WRITTEN TASK: Copy out every line of the data exactly.

[BEGIN]

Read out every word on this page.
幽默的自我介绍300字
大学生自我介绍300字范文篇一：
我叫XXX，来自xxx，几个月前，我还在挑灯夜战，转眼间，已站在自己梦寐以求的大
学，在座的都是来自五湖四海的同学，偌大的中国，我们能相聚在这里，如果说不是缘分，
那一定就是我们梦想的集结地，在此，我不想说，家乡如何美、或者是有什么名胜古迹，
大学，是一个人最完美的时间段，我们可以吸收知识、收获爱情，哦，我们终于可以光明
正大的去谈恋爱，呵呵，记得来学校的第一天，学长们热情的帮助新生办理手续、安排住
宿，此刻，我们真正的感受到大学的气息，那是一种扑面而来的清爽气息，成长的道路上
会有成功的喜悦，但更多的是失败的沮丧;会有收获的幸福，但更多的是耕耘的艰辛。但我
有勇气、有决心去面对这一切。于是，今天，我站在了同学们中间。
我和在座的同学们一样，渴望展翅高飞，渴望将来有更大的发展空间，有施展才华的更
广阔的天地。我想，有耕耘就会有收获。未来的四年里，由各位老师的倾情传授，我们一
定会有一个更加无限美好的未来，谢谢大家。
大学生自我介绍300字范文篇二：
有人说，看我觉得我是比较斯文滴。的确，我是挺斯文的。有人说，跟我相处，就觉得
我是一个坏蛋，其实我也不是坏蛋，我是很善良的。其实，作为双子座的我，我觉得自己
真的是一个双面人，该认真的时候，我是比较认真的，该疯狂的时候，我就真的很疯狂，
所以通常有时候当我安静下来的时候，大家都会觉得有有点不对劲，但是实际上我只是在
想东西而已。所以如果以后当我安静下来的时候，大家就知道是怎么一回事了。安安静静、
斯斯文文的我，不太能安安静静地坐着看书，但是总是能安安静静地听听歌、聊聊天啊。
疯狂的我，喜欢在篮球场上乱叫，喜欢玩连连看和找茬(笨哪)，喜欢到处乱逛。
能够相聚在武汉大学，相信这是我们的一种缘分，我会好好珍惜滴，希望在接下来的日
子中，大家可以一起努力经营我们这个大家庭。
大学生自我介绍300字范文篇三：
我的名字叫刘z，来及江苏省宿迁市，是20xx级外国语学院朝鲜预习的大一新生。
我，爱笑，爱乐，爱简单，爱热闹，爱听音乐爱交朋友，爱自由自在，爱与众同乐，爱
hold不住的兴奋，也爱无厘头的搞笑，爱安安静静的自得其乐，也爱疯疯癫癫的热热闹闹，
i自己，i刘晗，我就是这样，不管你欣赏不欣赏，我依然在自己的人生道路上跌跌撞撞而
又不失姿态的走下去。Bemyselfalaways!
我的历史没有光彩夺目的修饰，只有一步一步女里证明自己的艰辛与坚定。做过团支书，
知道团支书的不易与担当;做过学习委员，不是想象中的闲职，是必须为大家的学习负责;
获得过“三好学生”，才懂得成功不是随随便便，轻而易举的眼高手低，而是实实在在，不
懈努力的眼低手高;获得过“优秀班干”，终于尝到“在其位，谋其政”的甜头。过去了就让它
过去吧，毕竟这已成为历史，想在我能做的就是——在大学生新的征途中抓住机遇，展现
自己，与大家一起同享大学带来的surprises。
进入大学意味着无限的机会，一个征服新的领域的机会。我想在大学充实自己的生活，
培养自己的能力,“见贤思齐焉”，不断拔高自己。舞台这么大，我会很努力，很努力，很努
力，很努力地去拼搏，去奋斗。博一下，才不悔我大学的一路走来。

[END]

ANSWER TO THIS EXERCISE:
Read out every word on this page.
幽默的自我介绍300字
大学生自我介绍300字范文篇一：
我叫XXX，来自xxx，几个月前，我还在挑灯夜战，转眼间，已站在自己梦寐以求的大
学，在座的都是来自五湖四海的同学，偌大的中国，我们能相聚在这里，如果说不是缘分，
那一定就是我们梦想的集结地，在此，我不想说，家乡如何美、或者是有什么名胜古迹，
大学，是一个人最完美的时间段，我们可以吸收知识、收获爱情，哦，我们终于可以光明
正大的去谈恋爱，呵呵，记得来学校的第一天，学长们热情的帮助新生办理手续、安排住
宿，此刻，我们真正的感受到大学的气息，那是一种扑面而来的清爽气息，成长的道路上
会有成功的喜悦，但更多的是失败的沮丧;会有收获的幸福，但更多的是耕耘的艰辛。但我
有勇气、有决心去面对这一切。于是，今天，我站在了同学们中间。
我和在座的同学们一样，渴望展翅高飞，渴望将来有更大的发展空间，有施展才华的更
广阔的天地。我想，有耕耘就会有收获。未来的四年里，由各位老师的倾情传授，我们一
定会有一个更加无限美好的未来，谢谢大家。
大学生自我介绍300字范文篇二：
有人说，看我觉得我是比较斯文滴。的确，我是挺斯文的。有人说，跟我相处，就觉得
我是一个坏蛋，其实我也不是坏蛋，我是很善良的。其实，作为双子座的我，我觉得自己
真的是一个双面人，该认真的时候，我是比较认真的，该疯狂的时候，我就真的很疯狂，
所以通常有时候当我安静下来的时候，大家都会觉得有有点不对劲，但是实际上我只是在
想东西而已。所以如果以后当我安静下来的时候，大家就知道是怎么一回事了。安安静静、
斯斯文文的我，不太能安安静静地坐着看书，但是总是能安安静静地听听歌、聊聊天啊。
疯狂的我，喜欢在篮球场上乱叫，喜欢玩连连看和找茬(笨哪)，喜欢到处乱逛。
能够相聚在武汉大学，相信这是我们的一种缘分，我会好好珍惜滴，希望在接下来的日
子中，大家可以一起努力经营我们这个大家庭。
大学生自我介绍300字范文篇三：
我的名字叫刘z，来及江苏省宿迁市，是20xx级外国语学院朝鲜预习的大一新生。
我，爱笑，爱乐，爱简单，爱热闹，爱听音乐爱交朋友，爱自由自在，爱与众同乐，爱
hold不住的兴奋，也爱无厘头的搞笑，爱安安静静的自得其乐，也爱疯疯癫癫的热热闹闹，
i自己，i刘晗，我就是这样，不管你欣赏不欣赏，我依然在自己的人生道路上跌跌撞撞而
又不失姿态的走下去。Bemyselfalaways!
我的历史没有光彩夺目的修饰，只有一步一步女里证明自己的艰辛与坚定。做过团支书，
知道团支书的不易与担当;做过学习委员，不是想象中的闲职，是必须为大家的学习负责;
获得过“三好学生”，才懂得成功不是随随便便，轻而易举的眼高手低，而是实实在在，不
懈努力的眼低手高;获得过“优秀班干”，终于尝到“在其位，谋其政”的甜头。过去了就让它
过去吧，毕竟这已成为历史，想在我能做的就是——在大学生新的征途中抓住机遇，展现
自己，与大家一起同享大学带来的surprises。
进入大学意味着无限的机会，一个征服新的领域的机会。我想在大学充实自己的生活，
培养自己的能力,“见贤思齐焉”，不断拔高自己。舞台这么大，我会很努力，很努力，很努
力，很努力地去拼搏，去奋斗。博一下，才不悔我大学的一路走来。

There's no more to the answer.